(Collected data entries)

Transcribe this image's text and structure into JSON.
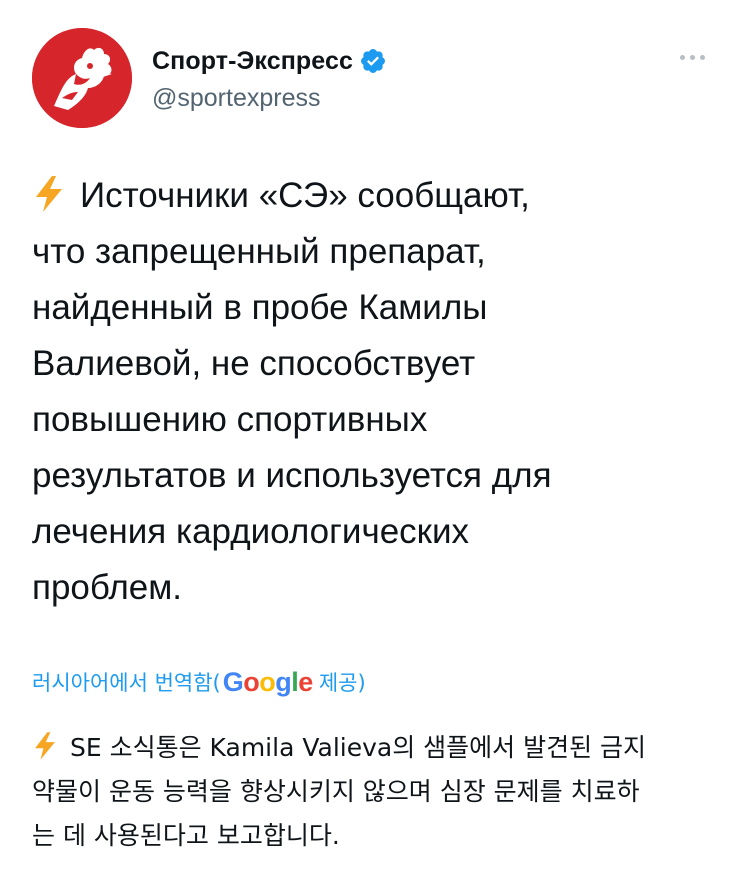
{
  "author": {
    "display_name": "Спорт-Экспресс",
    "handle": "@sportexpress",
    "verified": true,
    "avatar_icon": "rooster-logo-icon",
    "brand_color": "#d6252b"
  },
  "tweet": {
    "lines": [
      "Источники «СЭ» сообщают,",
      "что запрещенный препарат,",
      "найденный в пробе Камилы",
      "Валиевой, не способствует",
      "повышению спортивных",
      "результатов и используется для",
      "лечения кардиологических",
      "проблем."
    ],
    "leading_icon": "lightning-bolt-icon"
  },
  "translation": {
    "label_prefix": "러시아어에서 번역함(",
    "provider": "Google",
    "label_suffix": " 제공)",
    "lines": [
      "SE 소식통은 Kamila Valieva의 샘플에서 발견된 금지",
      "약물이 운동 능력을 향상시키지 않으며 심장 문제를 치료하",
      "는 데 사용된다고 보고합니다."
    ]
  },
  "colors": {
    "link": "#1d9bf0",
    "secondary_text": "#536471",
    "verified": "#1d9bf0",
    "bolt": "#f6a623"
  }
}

* _WORK INSTRUCTIONS_:
Within the entries above, report how many lines include "icon", and keep the answer to the number.

* _THE REPLY_:
2